WHAT THE TASK ASKS:
All entries should be output exactly as they stand.
↓
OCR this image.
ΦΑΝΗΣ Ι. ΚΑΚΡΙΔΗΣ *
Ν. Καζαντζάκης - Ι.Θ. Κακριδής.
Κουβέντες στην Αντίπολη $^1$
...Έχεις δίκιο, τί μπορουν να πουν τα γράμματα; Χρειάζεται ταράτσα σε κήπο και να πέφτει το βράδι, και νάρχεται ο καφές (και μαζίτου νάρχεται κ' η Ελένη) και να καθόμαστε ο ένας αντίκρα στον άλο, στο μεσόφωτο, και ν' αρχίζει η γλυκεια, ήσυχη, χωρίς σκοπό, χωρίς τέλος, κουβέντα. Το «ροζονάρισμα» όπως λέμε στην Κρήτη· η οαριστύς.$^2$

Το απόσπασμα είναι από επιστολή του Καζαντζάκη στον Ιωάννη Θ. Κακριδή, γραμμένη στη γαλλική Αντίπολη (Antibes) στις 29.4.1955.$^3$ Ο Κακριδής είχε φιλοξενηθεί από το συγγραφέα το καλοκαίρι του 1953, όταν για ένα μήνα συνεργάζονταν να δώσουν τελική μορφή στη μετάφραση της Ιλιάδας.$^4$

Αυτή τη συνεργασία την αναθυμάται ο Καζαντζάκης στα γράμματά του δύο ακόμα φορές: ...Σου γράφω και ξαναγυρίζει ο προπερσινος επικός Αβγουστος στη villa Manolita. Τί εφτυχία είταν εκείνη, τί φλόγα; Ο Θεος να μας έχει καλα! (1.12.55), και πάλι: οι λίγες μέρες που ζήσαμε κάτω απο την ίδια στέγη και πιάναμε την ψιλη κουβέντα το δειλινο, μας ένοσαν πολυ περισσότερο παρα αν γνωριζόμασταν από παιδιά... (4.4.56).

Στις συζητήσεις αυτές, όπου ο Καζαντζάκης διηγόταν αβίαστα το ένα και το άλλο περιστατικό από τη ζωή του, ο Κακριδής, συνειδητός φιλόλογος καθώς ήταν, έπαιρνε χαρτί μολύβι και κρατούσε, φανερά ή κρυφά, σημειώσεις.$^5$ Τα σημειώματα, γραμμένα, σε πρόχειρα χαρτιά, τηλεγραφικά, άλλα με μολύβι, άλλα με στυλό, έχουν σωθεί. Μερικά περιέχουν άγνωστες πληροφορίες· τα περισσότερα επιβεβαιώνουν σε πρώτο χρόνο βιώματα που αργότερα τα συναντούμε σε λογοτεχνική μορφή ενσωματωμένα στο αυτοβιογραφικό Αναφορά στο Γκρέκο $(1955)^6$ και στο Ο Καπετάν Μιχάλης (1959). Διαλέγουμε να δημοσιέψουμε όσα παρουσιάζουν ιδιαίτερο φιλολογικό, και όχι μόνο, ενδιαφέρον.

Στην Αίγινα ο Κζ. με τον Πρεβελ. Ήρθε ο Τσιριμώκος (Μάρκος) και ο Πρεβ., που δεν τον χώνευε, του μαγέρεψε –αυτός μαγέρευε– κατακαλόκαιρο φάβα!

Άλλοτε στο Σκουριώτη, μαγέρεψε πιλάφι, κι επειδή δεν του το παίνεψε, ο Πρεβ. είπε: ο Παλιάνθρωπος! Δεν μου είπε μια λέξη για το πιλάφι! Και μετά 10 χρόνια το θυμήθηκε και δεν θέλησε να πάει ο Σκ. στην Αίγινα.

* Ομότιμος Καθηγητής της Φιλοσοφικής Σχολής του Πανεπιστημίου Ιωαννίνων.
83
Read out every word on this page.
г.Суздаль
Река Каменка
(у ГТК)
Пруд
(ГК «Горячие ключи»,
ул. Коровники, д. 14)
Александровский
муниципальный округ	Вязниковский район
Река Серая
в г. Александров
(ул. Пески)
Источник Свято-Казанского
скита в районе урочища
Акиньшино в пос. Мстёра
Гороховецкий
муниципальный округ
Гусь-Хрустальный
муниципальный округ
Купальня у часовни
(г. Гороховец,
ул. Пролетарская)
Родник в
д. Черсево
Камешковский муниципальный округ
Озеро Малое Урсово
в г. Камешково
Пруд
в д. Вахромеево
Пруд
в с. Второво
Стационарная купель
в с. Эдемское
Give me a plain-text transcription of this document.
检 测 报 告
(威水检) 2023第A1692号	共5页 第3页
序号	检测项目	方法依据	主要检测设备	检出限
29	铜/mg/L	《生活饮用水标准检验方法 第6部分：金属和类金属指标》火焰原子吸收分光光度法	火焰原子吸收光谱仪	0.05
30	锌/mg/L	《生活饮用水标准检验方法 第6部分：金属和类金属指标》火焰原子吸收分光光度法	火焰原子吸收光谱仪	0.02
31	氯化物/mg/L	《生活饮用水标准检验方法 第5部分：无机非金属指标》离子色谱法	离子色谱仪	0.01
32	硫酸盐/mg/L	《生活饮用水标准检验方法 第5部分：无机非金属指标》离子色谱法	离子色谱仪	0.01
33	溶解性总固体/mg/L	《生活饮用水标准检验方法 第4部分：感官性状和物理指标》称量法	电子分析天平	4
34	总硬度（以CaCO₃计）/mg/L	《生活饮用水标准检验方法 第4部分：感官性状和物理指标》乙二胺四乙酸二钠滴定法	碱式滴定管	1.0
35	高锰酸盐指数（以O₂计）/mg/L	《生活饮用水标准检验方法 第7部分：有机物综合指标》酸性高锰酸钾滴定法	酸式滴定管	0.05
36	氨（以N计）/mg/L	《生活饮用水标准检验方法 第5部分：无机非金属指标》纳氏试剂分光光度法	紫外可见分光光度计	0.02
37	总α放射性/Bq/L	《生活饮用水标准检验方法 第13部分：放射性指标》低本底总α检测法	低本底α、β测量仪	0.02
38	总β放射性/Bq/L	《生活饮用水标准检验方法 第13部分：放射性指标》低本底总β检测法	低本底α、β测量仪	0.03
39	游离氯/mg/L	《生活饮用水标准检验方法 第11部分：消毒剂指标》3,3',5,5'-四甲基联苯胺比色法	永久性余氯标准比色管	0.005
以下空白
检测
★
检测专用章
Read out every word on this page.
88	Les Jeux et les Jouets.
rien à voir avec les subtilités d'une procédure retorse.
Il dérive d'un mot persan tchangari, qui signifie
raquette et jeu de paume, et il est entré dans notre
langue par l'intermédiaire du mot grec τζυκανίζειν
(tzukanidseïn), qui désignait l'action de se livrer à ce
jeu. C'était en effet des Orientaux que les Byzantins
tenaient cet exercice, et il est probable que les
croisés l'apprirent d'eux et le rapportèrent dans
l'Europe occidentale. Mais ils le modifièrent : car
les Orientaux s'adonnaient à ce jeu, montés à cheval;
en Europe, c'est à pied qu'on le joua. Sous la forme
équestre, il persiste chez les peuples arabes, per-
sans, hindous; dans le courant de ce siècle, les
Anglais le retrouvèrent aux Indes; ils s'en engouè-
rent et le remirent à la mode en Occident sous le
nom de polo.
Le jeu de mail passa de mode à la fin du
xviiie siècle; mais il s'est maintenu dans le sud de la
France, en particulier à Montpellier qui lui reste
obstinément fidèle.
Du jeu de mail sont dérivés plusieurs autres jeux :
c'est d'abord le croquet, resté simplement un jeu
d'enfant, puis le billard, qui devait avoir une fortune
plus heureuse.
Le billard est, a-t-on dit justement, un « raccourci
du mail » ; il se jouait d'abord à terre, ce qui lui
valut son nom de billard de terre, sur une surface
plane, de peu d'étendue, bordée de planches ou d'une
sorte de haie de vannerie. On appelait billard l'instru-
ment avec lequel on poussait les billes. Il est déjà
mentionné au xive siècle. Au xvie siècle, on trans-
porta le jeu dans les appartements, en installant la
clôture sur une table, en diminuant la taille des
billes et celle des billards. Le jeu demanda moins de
↑
SOLUTION FOR THIS EXERCISE:
OCR this image.
ΦΑΝΗΣ Ι. ΚΑΚΡΙΔΗΣ *
Ν. Καζαντζάκης - Ι.Θ. Κακριδής.
Κουβέντες στην Αντίπολη $^1$
...Έχεις δίκιο, τί μπορουν να πουν τα γράμματα; Χρειάζεται ταράτσα σε κήπο και να πέφτει το βράδι, και νάρχεται ο καφές (και μαζίτου νάρχεται κ' η Ελένη) και να καθόμαστε ο ένας αντίκρα στον άλο, στο μεσόφωτο, και ν' αρχίζει η γλυκεια, ήσυχη, χωρίς σκοπό, χωρίς τέλος, κουβέντα. Το «ροζονάρισμα» όπως λέμε στην Κρήτη· η οαριστύς.$^2$

Το απόσπασμα είναι από επιστολή του Καζαντζάκη στον Ιωάννη Θ. Κακριδή, γραμμένη στη γαλλική Αντίπολη (Antibes) στις 29.4.1955.$^3$ Ο Κακριδής είχε φιλοξενηθεί από το συγγραφέα το καλοκαίρι του 1953, όταν για ένα μήνα συνεργάζονταν να δώσουν τελική μορφή στη μετάφραση της Ιλιάδας.$^4$

Αυτή τη συνεργασία την αναθυμάται ο Καζαντζάκης στα γράμματά του δύο ακόμα φορές: ...Σου γράφω και ξαναγυρίζει ο προπερσινος επικός Αβγουστος στη villa Manolita. Τί εφτυχία είταν εκείνη, τί φλόγα; Ο Θεος να μας έχει καλα! (1.12.55), και πάλι: οι λίγες μέρες που ζήσαμε κάτω απο την ίδια στέγη και πιάναμε την ψιλη κουβέντα το δειλινο, μας ένοσαν πολυ περισσότερο παρα αν γνωριζόμασταν από παιδιά... (4.4.56).

Στις συζητήσεις αυτές, όπου ο Καζαντζάκης διηγόταν αβίαστα το ένα και το άλλο περιστατικό από τη ζωή του, ο Κακριδής, συνειδητός φιλόλογος καθώς ήταν, έπαιρνε χαρτί μολύβι και κρατούσε, φανερά ή κρυφά, σημειώσεις.$^5$ Τα σημειώματα, γραμμένα, σε πρόχειρα χαρτιά, τηλεγραφικά, άλλα με μολύβι, άλλα με στυλό, έχουν σωθεί. Μερικά περιέχουν άγνωστες πληροφορίες· τα περισσότερα επιβεβαιώνουν σε πρώτο χρόνο βιώματα που αργότερα τα συναντούμε σε λογοτεχνική μορφή ενσωματωμένα στο αυτοβιογραφικό Αναφορά στο Γκρέκο $(1955)^6$ και στο Ο Καπετάν Μιχάλης (1959). Διαλέγουμε να δημοσιέψουμε όσα παρουσιάζουν ιδιαίτερο φιλολογικό, και όχι μόνο, ενδιαφέρον.

Στην Αίγινα ο Κζ. με τον Πρεβελ. Ήρθε ο Τσιριμώκος (Μάρκος) και ο Πρεβ., που δεν τον χώνευε, του μαγέρεψε –αυτός μαγέρευε– κατακαλόκαιρο φάβα!

Άλλοτε στο Σκουριώτη, μαγέρεψε πιλάφι, κι επειδή δεν του το παίνεψε, ο Πρεβ. είπε: ο Παλιάνθρωπος! Δεν μου είπε μια λέξη για το πιλάφι! Και μετά 10 χρόνια το θυμήθηκε και δεν θέλησε να πάει ο Σκ. στην Αίγινα.

* Ομότιμος Καθηγητής της Φιλοσοφικής Σχολής του Πανεπιστημίου Ιωαννίνων.
83
Read out every word on this page.
г.Суздаль
Река Каменка
(у ГТК)
Пруд
(ГК «Горячие ключи»,
ул. Коровники, д. 14)
Александровский
муниципальный округ	Вязниковский район
Река Серая
в г. Александров
(ул. Пески)
Источник Свято-Казанского
скита в районе урочища
Акиньшино в пос. Мстёра
Гороховецкий
муниципальный округ
Гусь-Хрустальный
муниципальный округ
Купальня у часовни
(г. Гороховец,
ул. Пролетарская)
Родник в
д. Черсево
Камешковский муниципальный округ
Озеро Малое Урсово
в г. Камешково
Пруд
в д. Вахромеево
Пруд
в с. Второво
Стационарная купель
в с. Эдемское
Give me a plain-text transcription of this document.
检 测 报 告
(威水检) 2023第A1692号	共5页 第3页
序号	检测项目	方法依据	主要检测设备	检出限
29	铜/mg/L	《生活饮用水标准检验方法 第6部分：金属和类金属指标》火焰原子吸收分光光度法	火焰原子吸收光谱仪	0.05
30	锌/mg/L	《生活饮用水标准检验方法 第6部分：金属和类金属指标》火焰原子吸收分光光度法	火焰原子吸收光谱仪	0.02
31	氯化物/mg/L	《生活饮用水标准检验方法 第5部分：无机非金属指标》离子色谱法	离子色谱仪	0.01
32	硫酸盐/mg/L	《生活饮用水标准检验方法 第5部分：无机非金属指标》离子色谱法	离子色谱仪	0.01
33	溶解性总固体/mg/L	《生活饮用水标准检验方法 第4部分：感官性状和物理指标》称量法	电子分析天平	4
34	总硬度（以CaCO₃计）/mg/L	《生活饮用水标准检验方法 第4部分：感官性状和物理指标》乙二胺四乙酸二钠滴定法	碱式滴定管	1.0
35	高锰酸盐指数（以O₂计）/mg/L	《生活饮用水标准检验方法 第7部分：有机物综合指标》酸性高锰酸钾滴定法	酸式滴定管	0.05
36	氨（以N计）/mg/L	《生活饮用水标准检验方法 第5部分：无机非金属指标》纳氏试剂分光光度法	紫外可见分光光度计	0.02
37	总α放射性/Bq/L	《生活饮用水标准检验方法 第13部分：放射性指标》低本底总α检测法	低本底α、β测量仪	0.02
38	总β放射性/Bq/L	《生活饮用水标准检验方法 第13部分：放射性指标》低本底总β检测法	低本底α、β测量仪	0.03
39	游离氯/mg/L	《生活饮用水标准检验方法 第11部分：消毒剂指标》3,3',5,5'-四甲基联苯胺比色法	永久性余氯标准比色管	0.005
以下空白
检测
★
检测专用章
Read out every word on this page.
88	Les Jeux et les Jouets.
rien à voir avec les subtilités d'une procédure retorse.
Il dérive d'un mot persan tchangari, qui signifie
raquette et jeu de paume, et il est entré dans notre
langue par l'intermédiaire du mot grec τζυκανίζειν
(tzukanidseïn), qui désignait l'action de se livrer à ce
jeu. C'était en effet des Orientaux que les Byzantins
tenaient cet exercice, et il est probable que les
croisés l'apprirent d'eux et le rapportèrent dans
l'Europe occidentale. Mais ils le modifièrent : car
les Orientaux s'adonnaient à ce jeu, montés à cheval;
en Europe, c'est à pied qu'on le joua. Sous la forme
équestre, il persiste chez les peuples arabes, per-
sans, hindous; dans le courant de ce siècle, les
Anglais le retrouvèrent aux Indes; ils s'en engouè-
rent et le remirent à la mode en Occident sous le
nom de polo.
Le jeu de mail passa de mode à la fin du
xviiie siècle; mais il s'est maintenu dans le sud de la
France, en particulier à Montpellier qui lui reste
obstinément fidèle.
Du jeu de mail sont dérivés plusieurs autres jeux :
c'est d'abord le croquet, resté simplement un jeu
d'enfant, puis le billard, qui devait avoir une fortune
plus heureuse.
Le billard est, a-t-on dit justement, un « raccourci
du mail » ; il se jouait d'abord à terre, ce qui lui
valut son nom de billard de terre, sur une surface
plane, de peu d'étendue, bordée de planches ou d'une
sorte de haie de vannerie. On appelait billard l'instru-
ment avec lequel on poussait les billes. Il est déjà
mentionné au xive siècle. Au xvie siècle, on trans-
porta le jeu dans les appartements, en installant la
clôture sur une table, en diminuant la taille des
billes et celle des billards. Le jeu demanda moins de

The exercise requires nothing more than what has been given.